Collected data
• • • •

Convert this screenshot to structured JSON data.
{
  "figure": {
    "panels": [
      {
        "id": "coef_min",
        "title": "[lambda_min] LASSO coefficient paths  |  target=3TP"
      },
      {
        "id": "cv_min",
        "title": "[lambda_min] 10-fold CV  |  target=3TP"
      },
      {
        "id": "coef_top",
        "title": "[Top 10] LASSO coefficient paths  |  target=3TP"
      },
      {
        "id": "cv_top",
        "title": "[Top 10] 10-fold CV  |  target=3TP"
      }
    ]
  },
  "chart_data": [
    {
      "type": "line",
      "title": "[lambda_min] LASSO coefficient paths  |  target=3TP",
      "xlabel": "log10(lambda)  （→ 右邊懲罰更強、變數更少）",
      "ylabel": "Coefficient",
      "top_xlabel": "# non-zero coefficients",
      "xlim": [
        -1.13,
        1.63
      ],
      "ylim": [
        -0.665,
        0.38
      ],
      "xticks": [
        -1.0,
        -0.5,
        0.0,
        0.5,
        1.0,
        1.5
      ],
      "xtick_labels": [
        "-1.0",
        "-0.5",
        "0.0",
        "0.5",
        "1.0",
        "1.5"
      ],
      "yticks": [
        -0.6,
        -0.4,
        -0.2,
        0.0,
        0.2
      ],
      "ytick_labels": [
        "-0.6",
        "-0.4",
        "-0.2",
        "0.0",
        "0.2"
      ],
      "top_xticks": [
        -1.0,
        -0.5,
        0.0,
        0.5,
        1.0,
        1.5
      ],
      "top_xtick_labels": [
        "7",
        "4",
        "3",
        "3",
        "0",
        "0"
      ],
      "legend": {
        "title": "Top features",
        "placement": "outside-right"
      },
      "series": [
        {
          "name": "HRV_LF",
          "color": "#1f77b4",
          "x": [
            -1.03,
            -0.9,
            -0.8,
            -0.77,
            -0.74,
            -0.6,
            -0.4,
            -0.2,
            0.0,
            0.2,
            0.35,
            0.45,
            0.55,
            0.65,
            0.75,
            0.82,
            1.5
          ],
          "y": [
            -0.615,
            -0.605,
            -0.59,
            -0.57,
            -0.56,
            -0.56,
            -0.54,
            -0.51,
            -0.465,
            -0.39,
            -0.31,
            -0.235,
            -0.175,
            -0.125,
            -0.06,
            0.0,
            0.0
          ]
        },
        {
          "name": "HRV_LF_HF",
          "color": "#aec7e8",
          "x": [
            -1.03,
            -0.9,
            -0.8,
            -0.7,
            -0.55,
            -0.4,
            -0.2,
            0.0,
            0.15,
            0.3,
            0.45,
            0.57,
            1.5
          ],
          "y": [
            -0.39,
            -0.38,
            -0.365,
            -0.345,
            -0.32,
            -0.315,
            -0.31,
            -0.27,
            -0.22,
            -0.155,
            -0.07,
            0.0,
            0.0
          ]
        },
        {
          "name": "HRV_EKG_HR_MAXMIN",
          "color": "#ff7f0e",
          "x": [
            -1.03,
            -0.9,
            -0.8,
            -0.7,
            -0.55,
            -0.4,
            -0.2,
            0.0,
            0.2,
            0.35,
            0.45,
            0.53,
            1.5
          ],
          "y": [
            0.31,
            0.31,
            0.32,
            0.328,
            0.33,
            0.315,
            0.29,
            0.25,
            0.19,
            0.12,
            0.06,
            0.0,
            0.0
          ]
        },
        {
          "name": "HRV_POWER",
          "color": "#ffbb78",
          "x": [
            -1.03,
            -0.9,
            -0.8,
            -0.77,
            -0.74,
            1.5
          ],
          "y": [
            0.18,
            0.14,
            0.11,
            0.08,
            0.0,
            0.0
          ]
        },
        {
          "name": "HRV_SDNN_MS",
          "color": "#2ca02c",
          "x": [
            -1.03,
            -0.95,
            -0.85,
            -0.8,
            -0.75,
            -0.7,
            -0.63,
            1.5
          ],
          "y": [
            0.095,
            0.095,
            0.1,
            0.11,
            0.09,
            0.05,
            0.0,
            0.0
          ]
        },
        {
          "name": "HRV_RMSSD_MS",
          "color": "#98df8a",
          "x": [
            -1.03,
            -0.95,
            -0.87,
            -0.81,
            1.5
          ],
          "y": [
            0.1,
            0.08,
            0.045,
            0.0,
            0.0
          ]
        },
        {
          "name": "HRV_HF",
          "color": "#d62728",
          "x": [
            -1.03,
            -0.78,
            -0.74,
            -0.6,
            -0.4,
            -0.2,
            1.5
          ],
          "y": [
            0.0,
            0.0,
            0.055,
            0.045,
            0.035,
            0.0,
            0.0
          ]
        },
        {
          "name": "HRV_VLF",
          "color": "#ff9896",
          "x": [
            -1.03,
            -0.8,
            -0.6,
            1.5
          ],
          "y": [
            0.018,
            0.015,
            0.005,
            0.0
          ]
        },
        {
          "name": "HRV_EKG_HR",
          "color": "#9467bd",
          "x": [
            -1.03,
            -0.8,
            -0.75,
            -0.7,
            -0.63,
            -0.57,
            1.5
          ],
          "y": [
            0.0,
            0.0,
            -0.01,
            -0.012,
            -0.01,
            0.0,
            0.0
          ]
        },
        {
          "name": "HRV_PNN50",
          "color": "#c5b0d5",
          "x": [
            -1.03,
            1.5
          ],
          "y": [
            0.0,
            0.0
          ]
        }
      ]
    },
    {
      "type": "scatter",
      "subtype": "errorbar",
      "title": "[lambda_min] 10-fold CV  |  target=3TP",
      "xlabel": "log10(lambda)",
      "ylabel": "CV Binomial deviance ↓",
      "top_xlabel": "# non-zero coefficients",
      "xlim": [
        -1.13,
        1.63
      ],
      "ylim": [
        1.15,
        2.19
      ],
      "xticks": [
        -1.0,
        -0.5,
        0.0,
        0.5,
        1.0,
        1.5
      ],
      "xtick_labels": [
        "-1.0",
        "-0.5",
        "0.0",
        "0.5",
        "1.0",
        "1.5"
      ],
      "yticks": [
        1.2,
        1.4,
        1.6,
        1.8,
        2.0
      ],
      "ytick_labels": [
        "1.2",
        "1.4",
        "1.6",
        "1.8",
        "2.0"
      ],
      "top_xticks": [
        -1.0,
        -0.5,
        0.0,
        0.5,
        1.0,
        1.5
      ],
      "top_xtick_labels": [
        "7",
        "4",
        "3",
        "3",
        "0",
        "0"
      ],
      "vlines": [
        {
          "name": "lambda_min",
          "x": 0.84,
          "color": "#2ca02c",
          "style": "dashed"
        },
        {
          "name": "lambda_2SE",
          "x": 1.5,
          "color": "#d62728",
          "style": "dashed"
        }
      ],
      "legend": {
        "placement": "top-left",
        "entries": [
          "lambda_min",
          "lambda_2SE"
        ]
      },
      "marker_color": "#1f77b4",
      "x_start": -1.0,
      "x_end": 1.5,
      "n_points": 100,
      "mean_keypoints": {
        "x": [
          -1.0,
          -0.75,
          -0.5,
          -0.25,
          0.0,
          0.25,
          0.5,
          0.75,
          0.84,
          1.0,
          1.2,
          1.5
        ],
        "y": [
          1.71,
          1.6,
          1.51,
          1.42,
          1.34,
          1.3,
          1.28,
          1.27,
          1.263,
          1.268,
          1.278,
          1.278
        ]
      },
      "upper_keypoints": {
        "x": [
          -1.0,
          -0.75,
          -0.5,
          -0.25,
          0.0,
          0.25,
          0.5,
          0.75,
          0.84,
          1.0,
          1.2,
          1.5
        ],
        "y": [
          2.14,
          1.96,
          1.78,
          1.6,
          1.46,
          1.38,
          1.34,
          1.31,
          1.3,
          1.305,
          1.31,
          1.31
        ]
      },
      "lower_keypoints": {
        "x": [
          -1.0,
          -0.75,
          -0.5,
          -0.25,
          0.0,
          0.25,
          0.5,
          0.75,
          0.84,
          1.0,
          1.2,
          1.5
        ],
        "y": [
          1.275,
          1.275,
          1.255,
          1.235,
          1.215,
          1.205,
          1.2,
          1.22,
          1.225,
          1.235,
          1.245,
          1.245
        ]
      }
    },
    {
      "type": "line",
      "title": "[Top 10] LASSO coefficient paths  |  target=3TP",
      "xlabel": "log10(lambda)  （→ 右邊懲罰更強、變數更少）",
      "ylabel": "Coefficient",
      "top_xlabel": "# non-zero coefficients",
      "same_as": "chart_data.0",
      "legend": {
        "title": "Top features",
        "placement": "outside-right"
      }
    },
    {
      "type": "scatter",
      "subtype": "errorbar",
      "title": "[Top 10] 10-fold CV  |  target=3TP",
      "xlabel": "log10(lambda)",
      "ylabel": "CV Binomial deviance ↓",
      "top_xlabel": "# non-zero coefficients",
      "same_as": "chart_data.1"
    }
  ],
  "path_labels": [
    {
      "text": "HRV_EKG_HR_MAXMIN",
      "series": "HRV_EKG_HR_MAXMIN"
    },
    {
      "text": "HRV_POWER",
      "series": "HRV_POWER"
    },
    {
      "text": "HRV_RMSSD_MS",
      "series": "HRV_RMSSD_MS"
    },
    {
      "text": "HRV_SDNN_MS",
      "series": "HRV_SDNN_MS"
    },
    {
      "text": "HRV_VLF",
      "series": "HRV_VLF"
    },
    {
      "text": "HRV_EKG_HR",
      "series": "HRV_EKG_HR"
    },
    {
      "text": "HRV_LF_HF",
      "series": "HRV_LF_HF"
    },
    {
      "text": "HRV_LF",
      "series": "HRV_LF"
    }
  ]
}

• • • •

What needs to be done:
Pick out the lines containing the string "text" and show them.

Result of the exercise:
      "text": "HRV_EKG_HR_MAXMIN",
      "text": "HRV_POWER",
      "text": "HRV_RMSSD_MS",
      "text": "HRV_SDNN_MS",
      "text": "HRV_VLF",
      "text": "HRV_EKG_HR",
      "text": "HRV_LF_HF",
      "text": "HRV_LF",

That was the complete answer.